Copy each line exactly. Drop every picture.

(Items from a data source)
((
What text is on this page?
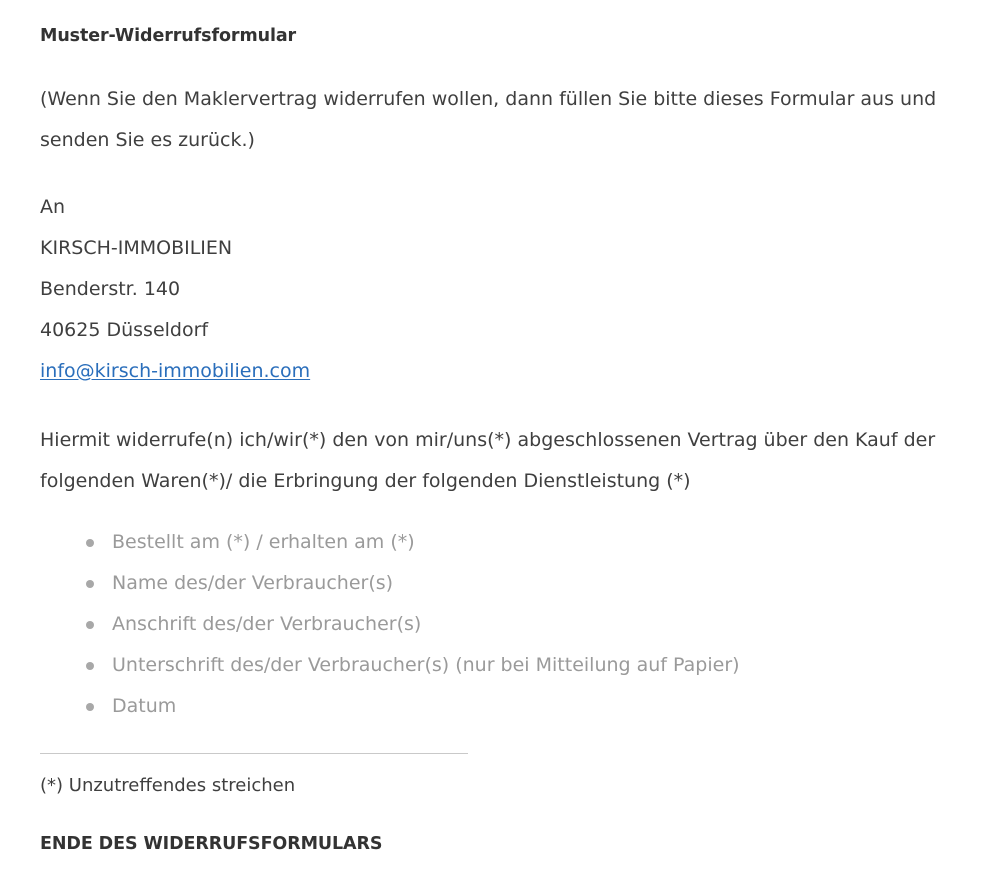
Muster-Widerrufsformular

(Wenn Sie den Maklervertrag widerrufen wollen, dann füllen Sie bitte dieses Formular aus und senden Sie es zurück.)

An
KIRSCH-IMMOBILIEN
Benderstr. 140
40625 Düsseldorf
info@kirsch-immobilien.com

Hiermit widerrufe(n) ich/wir(*) den von mir/uns(*) abgeschlossenen Vertrag über den Kauf der folgenden Waren(*)/ die Erbringung der folgenden Dienstleistung (*)

Bestellt am (*) / erhalten am (*)
Name des/der Verbraucher(s)
Anschrift des/der Verbraucher(s)
Unterschrift des/der Verbraucher(s) (nur bei Mitteilung auf Papier)
Datum

(*) Unzutreffendes streichen

ENDE DES WIDERRUFSFORMULARS
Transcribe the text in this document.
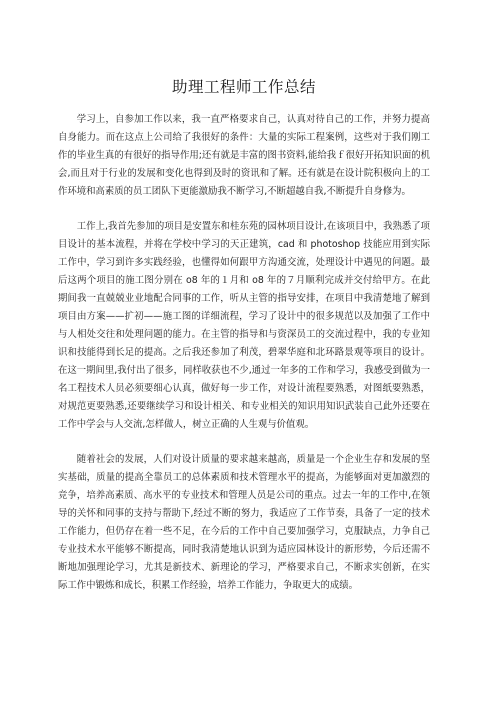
助理工程师工作总结

学习上，自参加工作以来，我一直严格要求自己，认真对待自己的工作，并努力提高自身能力。而在这点上公司给了我很好的条件：大量的实际工程案例，这些对于我们刚工作的毕业生真的有很好的指导作用;还有就是丰富的图书资料,能给我ｆ很好开拓知识面的机会,而且对于行业的发展和变化也得到及时的资讯和了解。还有就是在设计院积极向上的工作环境和高素质的员工团队下更能激励我不断学习,不断超越自我,不断提升自身修为。

工作上,我首先参加的项目是安置东和桂东苑的园林项目设计,在该项目中，我熟悉了项目设计的基本流程，并将在学校中学习的天正建筑，cad 和 photoshop 技能应用到实际工作中，学习到许多实践经验，也懂得如何跟甲方沟通交流，处理设计中遇见的问题。最后这两个项目的施工图分别在 o8 年的１月和 o8 年的７月顺利完成并交付给甲方。在此期间我一直兢兢业业地配合同事的工作，听从主管的指导安排，在项目中我清楚地了解到项目由方案——扩初——施工图的详细流程，学习了设计中的很多规范以及加强了工作中与人相处交往和处理问题的能力。在主管的指导和与资深员工的交流过程中，我的专业知识和技能得到长足的提高。之后我还参加了利茂，碧翠华庭和北环路景观等项目的设计。在这一期间里,我付出了很多，同样收获也不少,通过一年多的工作和学习，我感受到做为一名工程技术人员必须要细心认真，做好每一步工作，对设计流程要熟悉，对图纸要熟悉，对规范更要熟悉,还要继续学习和设计相关、和专业相关的知识用知识武装自己此外还要在工作中学会与人交流,怎样做人，树立正确的人生观与价值观。

随着社会的发展，人们对设计质量的要求越来越高，质量是一个企业生存和发展的坚实基础，质量的提高全靠员工的总体素质和技术管理水平的提高，为能够面对更加激烈的竞争，培养高素质、高水平的专业技术和管理人员是公司的重点。过去一年的工作中,在领导的关怀和同事的支持与帮助下,经过不断的努力，我适应了工作节奏，具备了一定的技术工作能力，但仍存在着一些不足，在今后的工作中自己要加强学习，克服缺点，力争自己专业技术水平能够不断提高，同时我清楚地认识到为适应园林设计的新形势，今后还需不断地加强理论学习，尤其是新技术、新理论的学习，严格要求自己，不断求实创新，在实际工作中锻炼和成长，积累工作经验，培养工作能力，争取更大的成绩。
))
ANSWER:
What text is on this page?
Muster-Widerrufsformular

(Wenn Sie den Maklervertrag widerrufen wollen, dann füllen Sie bitte dieses Formular aus und senden Sie es zurück.)

An
KIRSCH-IMMOBILIEN
Benderstr. 140
40625 Düsseldorf
info@kirsch-immobilien.com

Hiermit widerrufe(n) ich/wir(*) den von mir/uns(*) abgeschlossenen Vertrag über den Kauf der folgenden Waren(*)/ die Erbringung der folgenden Dienstleistung (*)

Bestellt am (*) / erhalten am (*)
Name des/der Verbraucher(s)
Anschrift des/der Verbraucher(s)
Unterschrift des/der Verbraucher(s) (nur bei Mitteilung auf Papier)
Datum

(*) Unzutreffendes streichen

ENDE DES WIDERRUFSFORMULARS
Transcribe the text in this document.
助理工程师工作总结

学习上，自参加工作以来，我一直严格要求自己，认真对待自己的工作，并努力提高自身能力。而在这点上公司给了我很好的条件：大量的实际工程案例，这些对于我们刚工作的毕业生真的有很好的指导作用;还有就是丰富的图书资料,能给我ｆ很好开拓知识面的机会,而且对于行业的发展和变化也得到及时的资讯和了解。还有就是在设计院积极向上的工作环境和高素质的员工团队下更能激励我不断学习,不断超越自我,不断提升自身修为。

工作上,我首先参加的项目是安置东和桂东苑的园林项目设计,在该项目中，我熟悉了项目设计的基本流程，并将在学校中学习的天正建筑，cad 和 photoshop 技能应用到实际工作中，学习到许多实践经验，也懂得如何跟甲方沟通交流，处理设计中遇见的问题。最后这两个项目的施工图分别在 o8 年的１月和 o8 年的７月顺利完成并交付给甲方。在此期间我一直兢兢业业地配合同事的工作，听从主管的指导安排，在项目中我清楚地了解到项目由方案——扩初——施工图的详细流程，学习了设计中的很多规范以及加强了工作中与人相处交往和处理问题的能力。在主管的指导和与资深员工的交流过程中，我的专业知识和技能得到长足的提高。之后我还参加了利茂，碧翠华庭和北环路景观等项目的设计。在这一期间里,我付出了很多，同样收获也不少,通过一年多的工作和学习，我感受到做为一名工程技术人员必须要细心认真，做好每一步工作，对设计流程要熟悉，对图纸要熟悉，对规范更要熟悉,还要继续学习和设计相关、和专业相关的知识用知识武装自己此外还要在工作中学会与人交流,怎样做人，树立正确的人生观与价值观。

随着社会的发展，人们对设计质量的要求越来越高，质量是一个企业生存和发展的坚实基础，质量的提高全靠员工的总体素质和技术管理水平的提高，为能够面对更加激烈的竞争，培养高素质、高水平的专业技术和管理人员是公司的重点。过去一年的工作中,在领导的关怀和同事的支持与帮助下,经过不断的努力，我适应了工作节奏，具备了一定的技术工作能力，但仍存在着一些不足，在今后的工作中自己要加强学习，克服缺点，力争自己专业技术水平能够不断提高，同时我清楚地认识到为适应园林设计的新形势，今后还需不断地加强理论学习，尤其是新技术、新理论的学习，严格要求自己，不断求实创新，在实际工作中锻炼和成长，积累工作经验，培养工作能力，争取更大的成绩。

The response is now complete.